• Problem to work on
Your task is to give the listing below back word for word, pictures excluded.

Recorded data

********

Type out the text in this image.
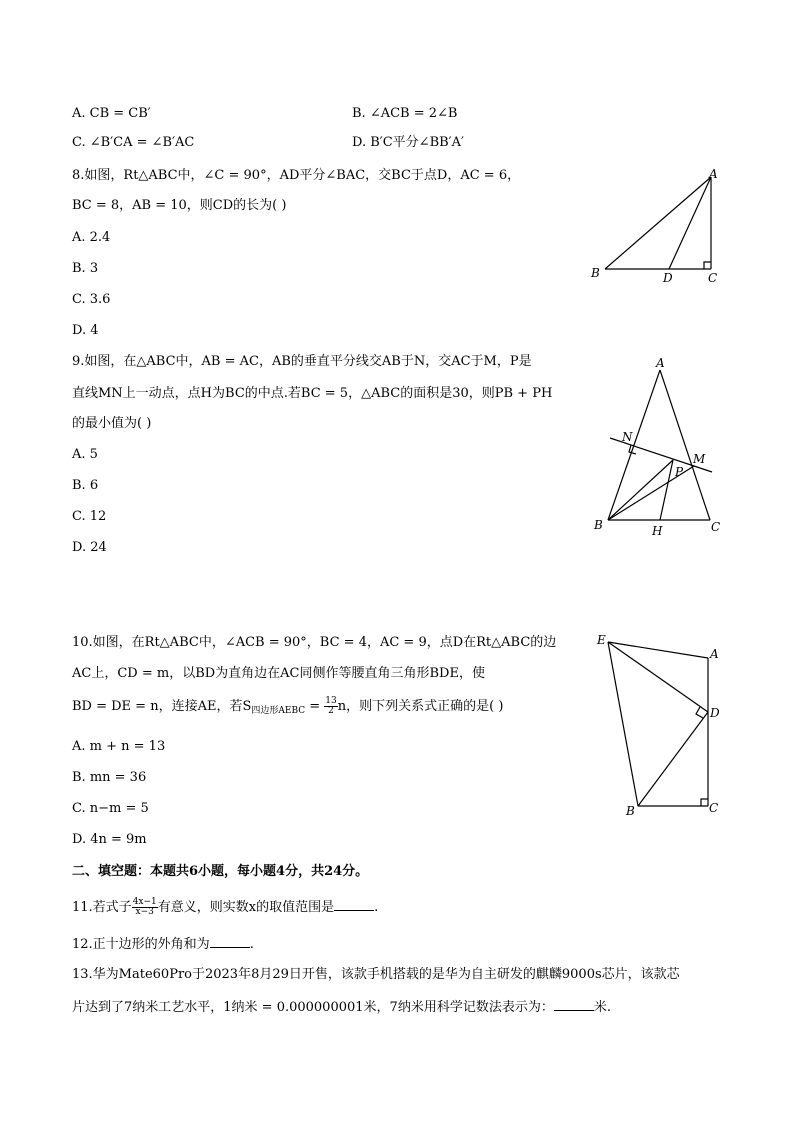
A. CB = CB′	B. ∠ACB = 2∠B
C. ∠B′CA = ∠B′AC	D. B′C平分∠BB′A′
8.如图，Rt△ABC中，∠C = 90°，AD平分∠BAC，交BC于点D，AC = 6，
BC = 8，AB = 10，则CD的长为( )
A. 2.4
B. 3
C. 3.6
D. 4
A
B	C
D
9.如图，在△ABC中，AB = AC，AB的垂直平分线交AB于N，交AC于M，P是
直线MN上一动点，点H为BC的中点.若BC = 5，△ABC的面积是30，则PB + PH
的最小值为( )
A. 5
B. 6
C. 12
D. 24
A
N
M
P
B	H	C
10.如图，在Rt△ABC中，∠ACB = 90°，BC = 4，AC = 9，点D在Rt△ABC的边
AC上，CD = m，以BD为直角边在AC同侧作等腰直角三角形BDE，使
BD = DE = n，连接AE，若$S_{四边形AEBC} = \frac{13}{2}$ n，则下列关系式正确的是( )
A. m + n = 13
B. mn = 36
C. n−m = 5
D. 4n = 9m
E
A
D
B	C
二、填空题：本题共6小题，每小题4分，共24分。
11.若式子 $\frac{4x-1}{x-3}$ 有意义，则实数x的取值范围是	.
12.正十边形的外角和为	.
13.华为Mate60Pro于2023年8月29日开售，该款手机搭载的是华为自主研发的麒麟9000s芯片，该款芯
片达到了7纳米工艺水平，1纳米 = 0.000000001米，7纳米用科学记数法表示为：	米.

********

• Written response
Type out the text in this image.
A. CB = CB′	B. ∠ACB = 2∠B
C. ∠B′CA = ∠B′AC	D. B′C平分∠BB′A′
8.如图，Rt△ABC中，∠C = 90°，AD平分∠BAC，交BC于点D，AC = 6，
BC = 8，AB = 10，则CD的长为( )
A. 2.4
B. 3
C. 3.6
D. 4
A
B	C
D
9.如图，在△ABC中，AB = AC，AB的垂直平分线交AB于N，交AC于M，P是
直线MN上一动点，点H为BC的中点.若BC = 5，△ABC的面积是30，则PB + PH
的最小值为( )
A. 5
B. 6
C. 12
D. 24
A
N
M
P
B	H	C
10.如图，在Rt△ABC中，∠ACB = 90°，BC = 4，AC = 9，点D在Rt△ABC的边
AC上，CD = m，以BD为直角边在AC同侧作等腰直角三角形BDE，使
BD = DE = n，连接AE，若$S_{四边形AEBC} = \frac{13}{2}$ n，则下列关系式正确的是( )
A. m + n = 13
B. mn = 36
C. n−m = 5
D. 4n = 9m
E
A
D
B	C
二、填空题：本题共6小题，每小题4分，共24分。
11.若式子 $\frac{4x-1}{x-3}$ 有意义，则实数x的取值范围是	.
12.正十边形的外角和为	.
13.华为Mate60Pro于2023年8月29日开售，该款手机搭载的是华为自主研发的麒麟9000s芯片，该款芯
片达到了7纳米工艺水平，1纳米 = 0.000000001米，7纳米用科学记数法表示为：	米.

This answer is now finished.